§ **TASK DESCRIPTION**
Only a number is required: how many lines of the material contain the word "JSON"?

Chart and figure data
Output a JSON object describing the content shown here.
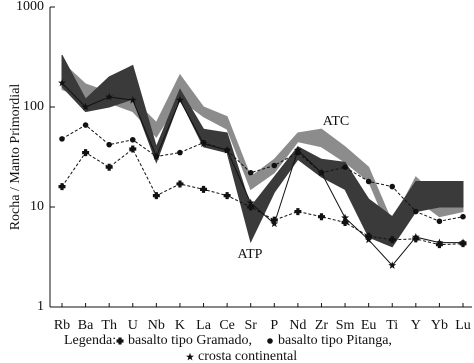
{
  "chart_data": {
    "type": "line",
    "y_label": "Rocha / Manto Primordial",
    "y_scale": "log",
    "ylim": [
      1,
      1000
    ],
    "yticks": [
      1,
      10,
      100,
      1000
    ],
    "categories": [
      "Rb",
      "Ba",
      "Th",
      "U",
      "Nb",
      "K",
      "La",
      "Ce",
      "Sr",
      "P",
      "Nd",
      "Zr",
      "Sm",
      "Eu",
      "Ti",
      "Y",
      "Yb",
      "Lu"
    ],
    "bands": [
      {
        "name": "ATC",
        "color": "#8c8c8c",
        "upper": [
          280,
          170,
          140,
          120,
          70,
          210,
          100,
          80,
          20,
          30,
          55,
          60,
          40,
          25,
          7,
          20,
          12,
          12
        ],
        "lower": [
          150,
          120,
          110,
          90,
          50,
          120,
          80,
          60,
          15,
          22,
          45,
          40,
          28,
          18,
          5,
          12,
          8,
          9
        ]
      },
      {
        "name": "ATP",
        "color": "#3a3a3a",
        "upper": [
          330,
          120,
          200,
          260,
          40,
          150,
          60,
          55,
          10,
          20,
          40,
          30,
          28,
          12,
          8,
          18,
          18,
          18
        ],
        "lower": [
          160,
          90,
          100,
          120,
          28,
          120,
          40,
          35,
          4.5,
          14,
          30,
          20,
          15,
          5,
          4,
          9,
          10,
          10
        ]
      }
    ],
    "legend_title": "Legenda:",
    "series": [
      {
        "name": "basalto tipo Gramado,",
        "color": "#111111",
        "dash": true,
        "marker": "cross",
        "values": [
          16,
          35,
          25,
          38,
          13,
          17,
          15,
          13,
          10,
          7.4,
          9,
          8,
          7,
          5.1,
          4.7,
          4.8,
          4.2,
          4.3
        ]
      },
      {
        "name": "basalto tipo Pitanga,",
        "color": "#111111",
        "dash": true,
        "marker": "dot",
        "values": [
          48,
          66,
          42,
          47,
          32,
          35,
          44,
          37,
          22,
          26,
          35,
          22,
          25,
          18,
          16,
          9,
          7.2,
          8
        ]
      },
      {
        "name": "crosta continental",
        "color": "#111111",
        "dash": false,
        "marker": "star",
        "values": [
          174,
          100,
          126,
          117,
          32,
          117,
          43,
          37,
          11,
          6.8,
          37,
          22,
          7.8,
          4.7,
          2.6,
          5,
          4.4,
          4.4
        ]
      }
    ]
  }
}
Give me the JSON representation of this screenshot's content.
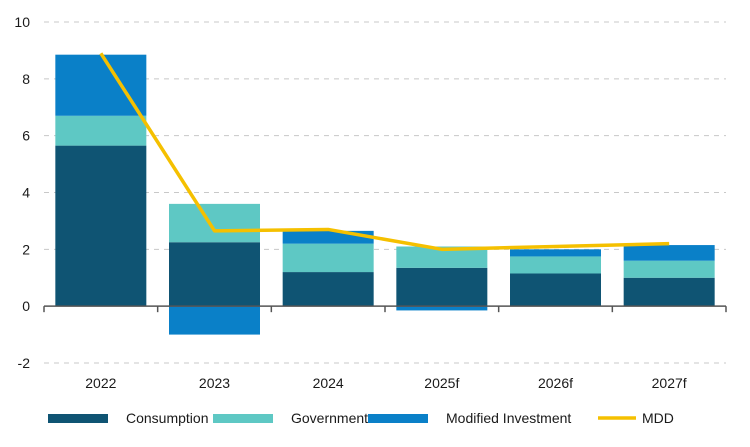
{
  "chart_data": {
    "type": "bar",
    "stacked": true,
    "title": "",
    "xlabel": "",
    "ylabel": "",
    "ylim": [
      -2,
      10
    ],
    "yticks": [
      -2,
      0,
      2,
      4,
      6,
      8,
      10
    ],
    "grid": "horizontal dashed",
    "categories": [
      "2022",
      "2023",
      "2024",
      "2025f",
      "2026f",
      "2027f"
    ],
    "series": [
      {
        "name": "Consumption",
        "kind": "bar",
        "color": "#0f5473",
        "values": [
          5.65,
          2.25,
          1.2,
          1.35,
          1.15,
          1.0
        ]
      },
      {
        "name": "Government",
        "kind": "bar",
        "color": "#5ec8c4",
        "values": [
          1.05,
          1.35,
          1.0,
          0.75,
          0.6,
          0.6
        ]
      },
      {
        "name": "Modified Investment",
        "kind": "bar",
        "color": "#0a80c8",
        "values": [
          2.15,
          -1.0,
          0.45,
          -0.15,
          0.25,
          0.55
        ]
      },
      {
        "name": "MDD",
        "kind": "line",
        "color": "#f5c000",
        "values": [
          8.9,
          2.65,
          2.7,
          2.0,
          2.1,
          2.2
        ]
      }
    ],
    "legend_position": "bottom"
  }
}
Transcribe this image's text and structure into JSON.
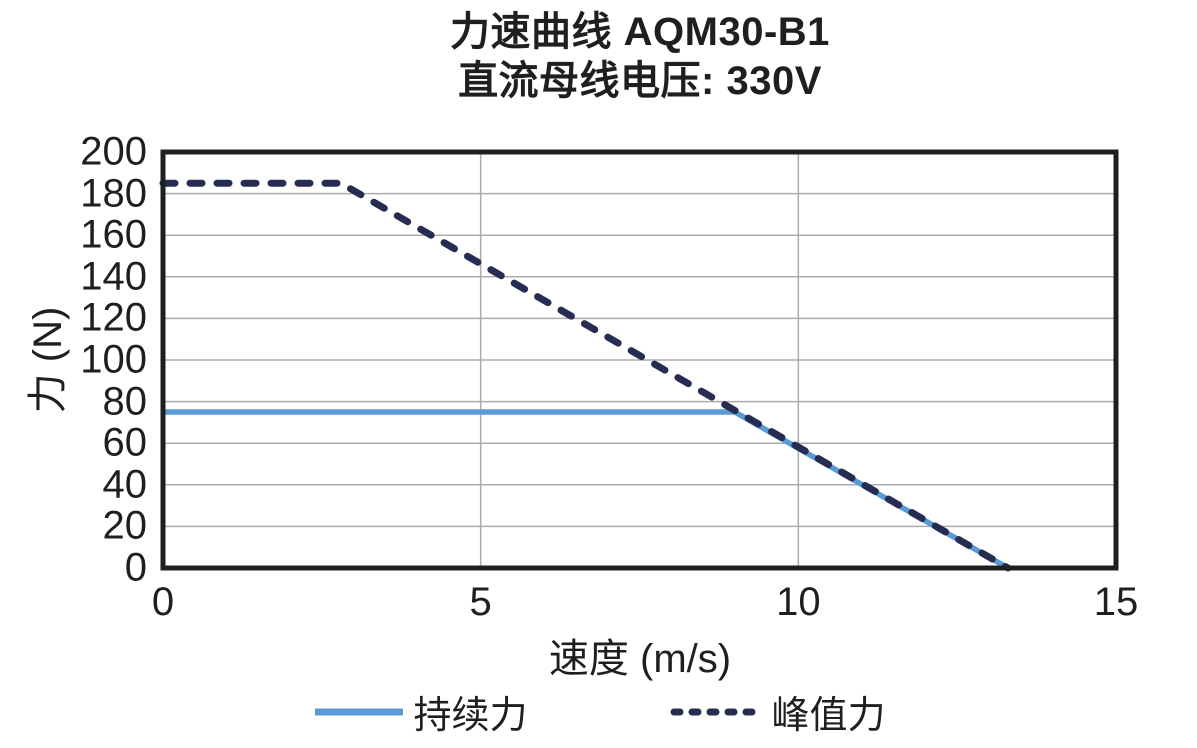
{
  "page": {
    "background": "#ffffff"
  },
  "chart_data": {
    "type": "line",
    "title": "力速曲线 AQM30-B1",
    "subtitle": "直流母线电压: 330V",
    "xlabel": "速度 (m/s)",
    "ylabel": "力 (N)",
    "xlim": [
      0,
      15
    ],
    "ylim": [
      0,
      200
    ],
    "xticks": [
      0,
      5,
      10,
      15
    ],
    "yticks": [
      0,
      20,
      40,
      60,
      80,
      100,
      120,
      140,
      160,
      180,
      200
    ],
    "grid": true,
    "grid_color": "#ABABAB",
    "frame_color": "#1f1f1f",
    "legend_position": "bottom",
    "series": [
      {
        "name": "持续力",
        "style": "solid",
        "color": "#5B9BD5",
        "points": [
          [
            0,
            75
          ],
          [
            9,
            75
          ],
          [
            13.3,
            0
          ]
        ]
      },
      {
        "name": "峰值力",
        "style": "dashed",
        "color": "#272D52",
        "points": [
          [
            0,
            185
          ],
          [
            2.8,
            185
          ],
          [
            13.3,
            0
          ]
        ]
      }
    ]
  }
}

§ **WORKED ANSWER**
3